> _Exercise task_
Please list all lines of the material below in which the string "Newton" occurs.

--- --- ---

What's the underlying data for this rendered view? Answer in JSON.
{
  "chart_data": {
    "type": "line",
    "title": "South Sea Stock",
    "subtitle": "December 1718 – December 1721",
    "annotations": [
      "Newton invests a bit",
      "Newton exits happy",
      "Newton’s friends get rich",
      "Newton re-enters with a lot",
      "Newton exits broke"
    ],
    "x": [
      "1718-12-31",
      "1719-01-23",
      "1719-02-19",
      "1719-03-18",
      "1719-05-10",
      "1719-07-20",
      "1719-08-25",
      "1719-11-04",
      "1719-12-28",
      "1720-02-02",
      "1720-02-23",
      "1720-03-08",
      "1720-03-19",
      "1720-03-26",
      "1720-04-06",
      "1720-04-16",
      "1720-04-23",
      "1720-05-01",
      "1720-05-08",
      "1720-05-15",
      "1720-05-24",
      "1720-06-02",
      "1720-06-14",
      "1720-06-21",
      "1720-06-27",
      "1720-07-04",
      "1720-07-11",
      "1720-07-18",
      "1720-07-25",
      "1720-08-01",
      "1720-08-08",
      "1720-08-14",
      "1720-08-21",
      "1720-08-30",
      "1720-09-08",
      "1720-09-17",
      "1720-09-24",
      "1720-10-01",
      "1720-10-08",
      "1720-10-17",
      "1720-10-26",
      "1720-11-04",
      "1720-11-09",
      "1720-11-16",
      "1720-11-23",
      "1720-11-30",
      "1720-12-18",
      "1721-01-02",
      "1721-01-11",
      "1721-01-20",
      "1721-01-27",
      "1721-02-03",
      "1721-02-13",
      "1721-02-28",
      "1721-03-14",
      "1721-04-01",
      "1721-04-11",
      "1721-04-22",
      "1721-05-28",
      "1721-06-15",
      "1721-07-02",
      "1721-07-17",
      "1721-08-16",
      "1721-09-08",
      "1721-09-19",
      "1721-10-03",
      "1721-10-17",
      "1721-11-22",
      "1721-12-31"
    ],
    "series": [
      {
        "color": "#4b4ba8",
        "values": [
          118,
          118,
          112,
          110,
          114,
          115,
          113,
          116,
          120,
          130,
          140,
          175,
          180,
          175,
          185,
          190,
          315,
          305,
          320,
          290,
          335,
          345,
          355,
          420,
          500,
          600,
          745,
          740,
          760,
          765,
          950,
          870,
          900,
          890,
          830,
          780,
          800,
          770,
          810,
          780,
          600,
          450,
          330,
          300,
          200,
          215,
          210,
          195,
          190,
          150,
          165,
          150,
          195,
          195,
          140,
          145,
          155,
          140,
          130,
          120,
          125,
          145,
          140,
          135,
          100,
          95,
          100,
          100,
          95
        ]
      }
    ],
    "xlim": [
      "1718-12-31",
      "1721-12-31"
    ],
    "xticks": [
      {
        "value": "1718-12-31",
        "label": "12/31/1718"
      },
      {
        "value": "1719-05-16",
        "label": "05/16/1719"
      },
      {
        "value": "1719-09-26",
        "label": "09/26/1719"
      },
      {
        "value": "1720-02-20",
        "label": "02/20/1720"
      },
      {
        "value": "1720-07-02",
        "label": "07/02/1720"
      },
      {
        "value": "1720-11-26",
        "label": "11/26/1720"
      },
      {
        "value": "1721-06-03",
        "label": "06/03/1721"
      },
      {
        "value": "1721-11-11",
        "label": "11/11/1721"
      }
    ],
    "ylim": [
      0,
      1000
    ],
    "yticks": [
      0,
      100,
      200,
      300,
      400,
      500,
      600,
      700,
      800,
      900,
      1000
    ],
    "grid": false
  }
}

--- --- ---

> _Solution for this exercise_
      "Newton invests a bit",
      "Newton exits happy",
      "Newton’s friends get rich",
      "Newton re-enters with a lot",
      "Newton exits broke"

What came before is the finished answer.